◆ **Instruction**
Go through the material and pull out every line with the string "pohjana" in it.

◆ **Given data**

-- start --

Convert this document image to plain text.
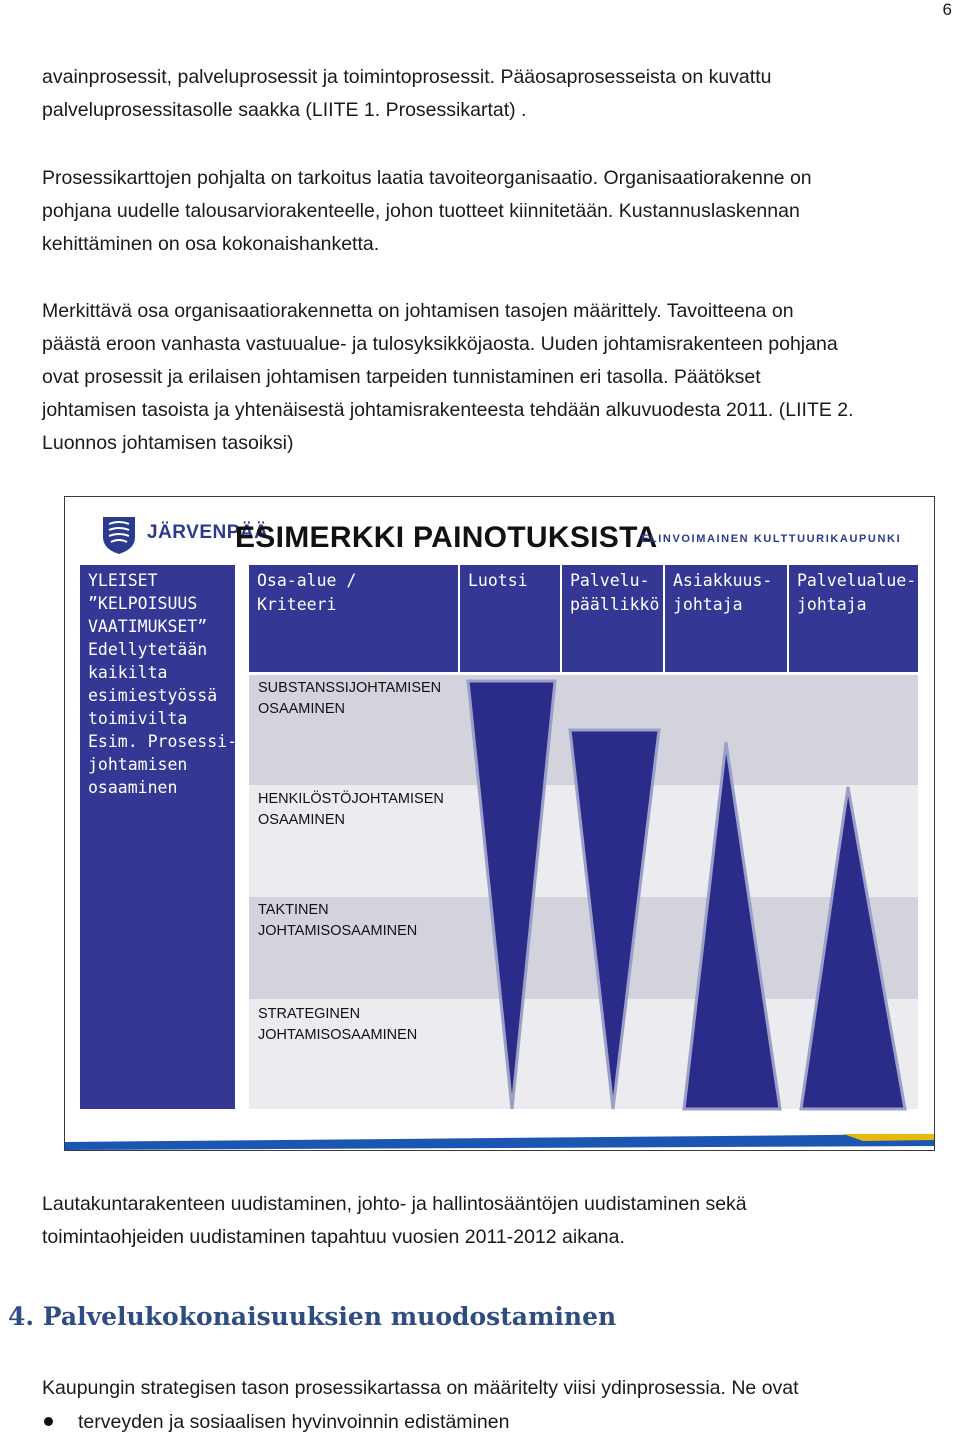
6

avainprosessit, palveluprosessit ja toimintoprosessit. Pääosaprosesseista on kuvattu
palveluprosessitasolle saakka (LIITE 1. Prosessikartat) .

Prosessikarttojen pohjalta on tarkoitus laatia tavoiteorganisaatio. Organisaatiorakenne on
pohjana uudelle talousarviorakenteelle, johon tuotteet kiinnitetään. Kustannuslaskennan
kehittäminen on osa kokonaishanketta.

Merkittävä osa organisaatiorakennetta on johtamisen tasojen määrittely. Tavoitteena on
päästä eroon vanhasta vastuualue- ja tulosyksikköjaosta. Uuden johtamisrakenteen pohjana
ovat prosessit ja erilaisen johtamisen tarpeiden tunnistaminen eri tasolla. Päätökset
johtamisen tasoista ja yhtenäisestä johtamisrakenteesta tehdään alkuvuodesta 2011. (LIITE 2.
Luonnos johtamisen tasoiksi)

JÄRVENPÄÄ
ESIMERKKI PAINOTUKSISTA
ELINVOIMAINEN KULTTUURIKAUPUNKI
YLEISET
”KELPOISUUS
VAATIMUKSET”
Edellytetään
kaikilta
esimiestyössä
toimivilta
Esim. Prosessi-
johtamisen
osaaminen
Osa-alue /
Kriteeri
Luotsi	Palvelu-
päällikkö
Asiakkuus-
johtaja
Palvelualue-
johtaja
SUBSTANSSIJOHTAMISEN
OSAAMINEN
HENKILÖSTÖJOHTAMISEN
OSAAMINEN
TAKTINEN
JOHTAMISOSAAMINEN
STRATEGINEN
JOHTAMISOSAAMINEN

Lautakuntarakenteen uudistaminen, johto- ja hallintosääntöjen uudistaminen sekä
toimintaohjeiden uudistaminen tapahtuu vuosien 2011-2012 aikana.

4. Palvelukokonaisuuksien muodostaminen

Kaupungin strategisen tason prosessikartassa on määritelty viisi ydinprosessia. Ne ovat

terveyden ja sosiaalisen hyvinvoinnin edistäminen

-- end --

◆ **Response to the exercise**
pohjana uudelle talousarviorakenteelle, johon tuotteet kiinnitetään. Kustannuslaskennan
päästä eroon vanhasta vastuualue- ja tulosyksikköjaosta. Uuden johtamisrakenteen pohjana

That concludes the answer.